(Records excerpted from a collection)
##########
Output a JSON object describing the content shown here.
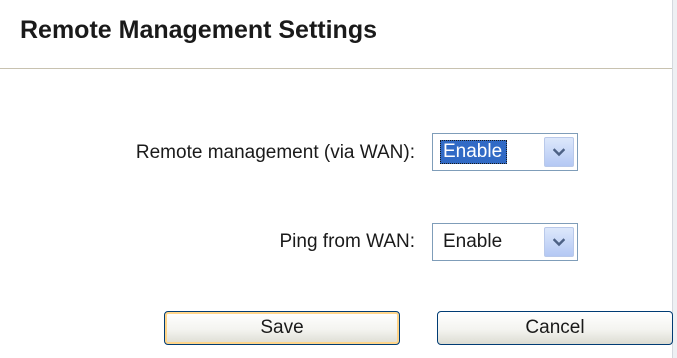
{
  "page": {
    "title": "Remote Management Settings"
  },
  "form": {
    "remote_management": {
      "label": "Remote management (via WAN):",
      "value": "Enable"
    },
    "ping_from_wan": {
      "label": "Ping from WAN:",
      "value": "Enable"
    }
  },
  "actions": {
    "save_label": "Save",
    "cancel_label": "Cancel"
  },
  "icons": {
    "dropdown": "chevron-down-icon"
  },
  "colors": {
    "selection_highlight": "#316ac5",
    "field_border": "#7f9db9",
    "button_border": "#003c74",
    "divider": "#c8c2b0"
  }
}
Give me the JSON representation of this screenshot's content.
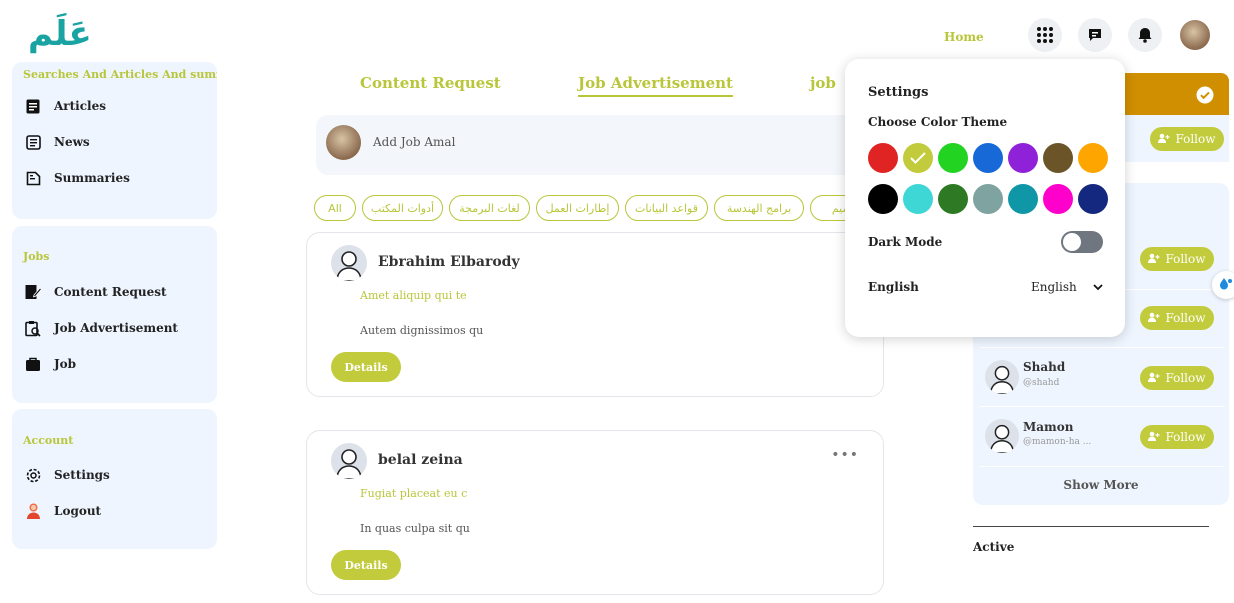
{
  "header": {
    "logo_text": "عَلَم",
    "home_label": "Home"
  },
  "sidebar": {
    "section1": {
      "heading": "Searches And Articles And summ…",
      "items": [
        {
          "label": "Articles",
          "icon": "article-icon"
        },
        {
          "label": "News",
          "icon": "news-icon"
        },
        {
          "label": "Summaries",
          "icon": "summary-icon"
        }
      ]
    },
    "section2": {
      "heading": "Jobs",
      "items": [
        {
          "label": "Content Request",
          "icon": "content-request-icon"
        },
        {
          "label": "Job Advertisement",
          "icon": "job-advertisement-icon"
        },
        {
          "label": "Job",
          "icon": "briefcase-icon"
        }
      ]
    },
    "section3": {
      "heading": "Account",
      "items": [
        {
          "label": "Settings",
          "icon": "gear-icon"
        },
        {
          "label": "Logout",
          "icon": "logout-icon"
        }
      ]
    }
  },
  "tabs": [
    {
      "label": "Content Request"
    },
    {
      "label": "Job Advertisement",
      "active": true
    },
    {
      "label": "job"
    }
  ],
  "add_post": {
    "placeholder": "Add Job Amal"
  },
  "filters": [
    "All",
    "أدوات المكتب",
    "لغات البرمجة",
    "إطارات العمل",
    "قواعد البيانات",
    "برامج الهندسة",
    "التصميم"
  ],
  "posts": [
    {
      "author": "Ebrahim Elbarody",
      "subtitle": "Amet aliquip qui te",
      "body": "Autem dignissimos qu",
      "details_label": "Details"
    },
    {
      "author": "belal zeina",
      "subtitle": "Fugiat placeat eu c",
      "body": "In quas culpa sit qu",
      "details_label": "Details",
      "menu_label": "•••"
    }
  ],
  "right_panel": {
    "follow_label": "Follow",
    "suggestions": [
      {
        "name": "Shahd",
        "handle": "@shahd"
      },
      {
        "name": "Mamon",
        "handle": "@mamon-ha ..."
      }
    ],
    "show_more_label": "Show More",
    "active_label": "Active"
  },
  "settings": {
    "title": "Settings",
    "theme_label": "Choose Color Theme",
    "colors": [
      "#e02424",
      "#c2cb3b",
      "#22d322",
      "#1769d8",
      "#8f22d8",
      "#6b5528",
      "#ffa500",
      "#000000",
      "#3fd6d6",
      "#2e7a24",
      "#7fa3a0",
      "#0f97a8",
      "#ff00cc",
      "#15287f"
    ],
    "selected_color": "#c2cb3b",
    "dark_mode_label": "Dark Mode",
    "dark_mode": false,
    "language_label": "English",
    "language_value": "English"
  }
}
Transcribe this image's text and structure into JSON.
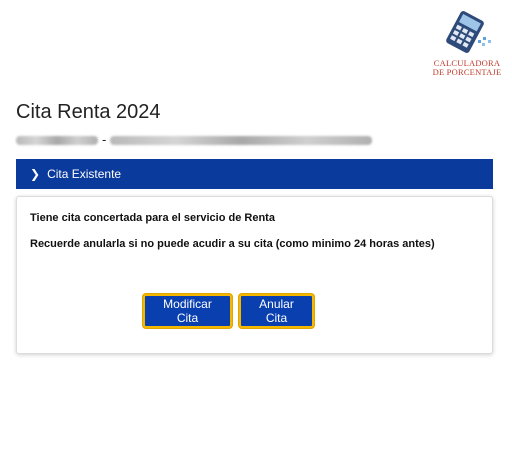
{
  "logo": {
    "line1": "CALCULADORA",
    "line2": "DE PORCENTAJE",
    "icon": "calculator-icon"
  },
  "header": {
    "title": "Cita Renta 2024",
    "separator": "-"
  },
  "accordion": {
    "label": "Cita Existente",
    "icon": "chevron-right-icon"
  },
  "card": {
    "message1": "Tiene cita concertada para el servicio de Renta",
    "message2": "Recuerde anularla si no puede acudir a su cita (como minimo 24 horas antes)",
    "modify_label": "Modificar Cita",
    "cancel_label": "Anular Cita"
  },
  "colors": {
    "primary": "#0a3a9c",
    "button_border": "#f5b800",
    "logo_red": "#c0392b"
  }
}
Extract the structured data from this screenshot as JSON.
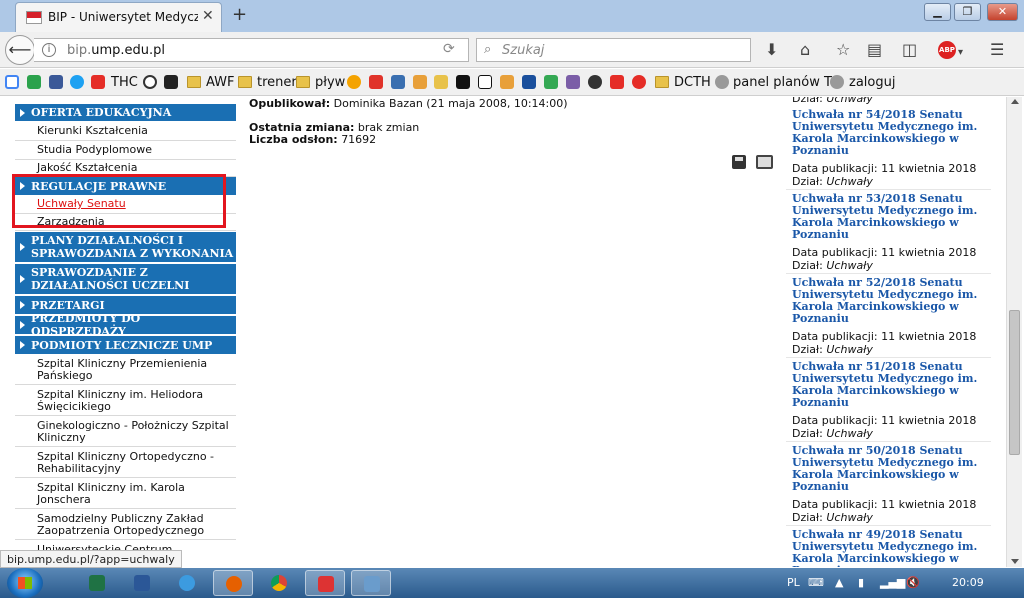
{
  "browser": {
    "tab_title": "BIP - Uniwersytet Medyczn...",
    "url_prefix": "bip.",
    "url_domain": "ump.edu.pl",
    "search_placeholder": "Szukaj",
    "abp_label": "ABP"
  },
  "bookmarks": [
    {
      "label": "THC"
    },
    {
      "label": "AWF"
    },
    {
      "label": "trener"
    },
    {
      "label": "pływ"
    },
    {
      "label": "DCTH"
    },
    {
      "label": "panel planów TO"
    },
    {
      "label": "zaloguj"
    }
  ],
  "sidebar": {
    "categories": [
      {
        "label": "OFERTA EDUKACYJNA"
      },
      {
        "label": "REGULACJE PRAWNE"
      },
      {
        "label": "PLANY DZIAŁALNOŚCI I SPRAWOZDANIA Z WYKONANIA"
      },
      {
        "label": "SPRAWOZDANIE Z DZIAŁALNOŚCI UCZELNI"
      },
      {
        "label": "PRZETARGI"
      },
      {
        "label": "PRZEDMIOTY DO ODSPRZEDAŻY"
      },
      {
        "label": "PODMIOTY LECZNICZE UMP"
      }
    ],
    "subitems": [
      {
        "label": "Kierunki Kształcenia"
      },
      {
        "label": "Studia Podyplomowe"
      },
      {
        "label": "Jakość Kształcenia"
      },
      {
        "label": "Uchwały Senatu"
      },
      {
        "label": "Zarządzenia"
      },
      {
        "label": "Szpital Kliniczny Przemienienia Pańskiego"
      },
      {
        "label": "Szpital Kliniczny im. Heliodora Święcicikiego"
      },
      {
        "label": "Ginekologiczno - Położniczy Szpital Kliniczny"
      },
      {
        "label": "Szpital Kliniczny Ortopedyczno - Rehabilitacyjny"
      },
      {
        "label": "Szpital Kliniczny im. Karola Jonschera"
      },
      {
        "label": "Samodzielny Publiczny Zakład Zaopatrzenia Ortopedycznego"
      },
      {
        "label": "Uniwersyteckie Centrum"
      }
    ]
  },
  "main": {
    "published_label": "Opublikował:",
    "published_value": "Dominika Bazan (21 maja 2008, 10:14:00)",
    "last_change_label": "Ostatnia zmiana:",
    "last_change_value": "brak zmian",
    "views_label": "Liczba odsłon:",
    "views_value": "71692"
  },
  "news": {
    "top_dept_label": "Dział:",
    "top_dept_value": "Uchwały",
    "items": [
      {
        "title": "Uchwała nr 54/2018 Senatu Uniwersytetu Medycznego im. Karola Marcinkowskiego w Poznaniu",
        "date": "Data publikacji: 11 kwietnia 2018",
        "dept_label": "Dział:",
        "dept_value": "Uchwały"
      },
      {
        "title": "Uchwała nr 53/2018 Senatu Uniwersytetu Medycznego im. Karola Marcinkowskiego w Poznaniu",
        "date": "Data publikacji: 11 kwietnia 2018",
        "dept_label": "Dział:",
        "dept_value": "Uchwały"
      },
      {
        "title": "Uchwała nr 52/2018 Senatu Uniwersytetu Medycznego im. Karola Marcinkowskiego w Poznaniu",
        "date": "Data publikacji: 11 kwietnia 2018",
        "dept_label": "Dział:",
        "dept_value": "Uchwały"
      },
      {
        "title": "Uchwała nr 51/2018 Senatu Uniwersytetu Medycznego im. Karola Marcinkowskiego w Poznaniu",
        "date": "Data publikacji: 11 kwietnia 2018",
        "dept_label": "Dział:",
        "dept_value": "Uchwały"
      },
      {
        "title": "Uchwała nr 50/2018 Senatu Uniwersytetu Medycznego im. Karola Marcinkowskiego w Poznaniu",
        "date": "Data publikacji: 11 kwietnia 2018",
        "dept_label": "Dział:",
        "dept_value": "Uchwały"
      },
      {
        "title": "Uchwała nr 49/2018 Senatu Uniwersytetu Medycznego im. Karola Marcinkowskiego w Poznaniu"
      }
    ]
  },
  "status_link": "bip.ump.edu.pl/?app=uchwaly",
  "taskbar": {
    "language": "PL",
    "clock": "20:09"
  },
  "colors": {
    "nav_blue": "#1a6fb3",
    "link_blue": "#1a57a8",
    "active_red": "#d11111",
    "highlight_red": "#e2161f"
  }
}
##########
WRITTEN EXERCISE -
Filter the listing above for the string "author" and copy every matching line.

SOLUTION FOR THIS TASK -
      "author": "Ebrahim Elbarody",
      "author": "belal zeina",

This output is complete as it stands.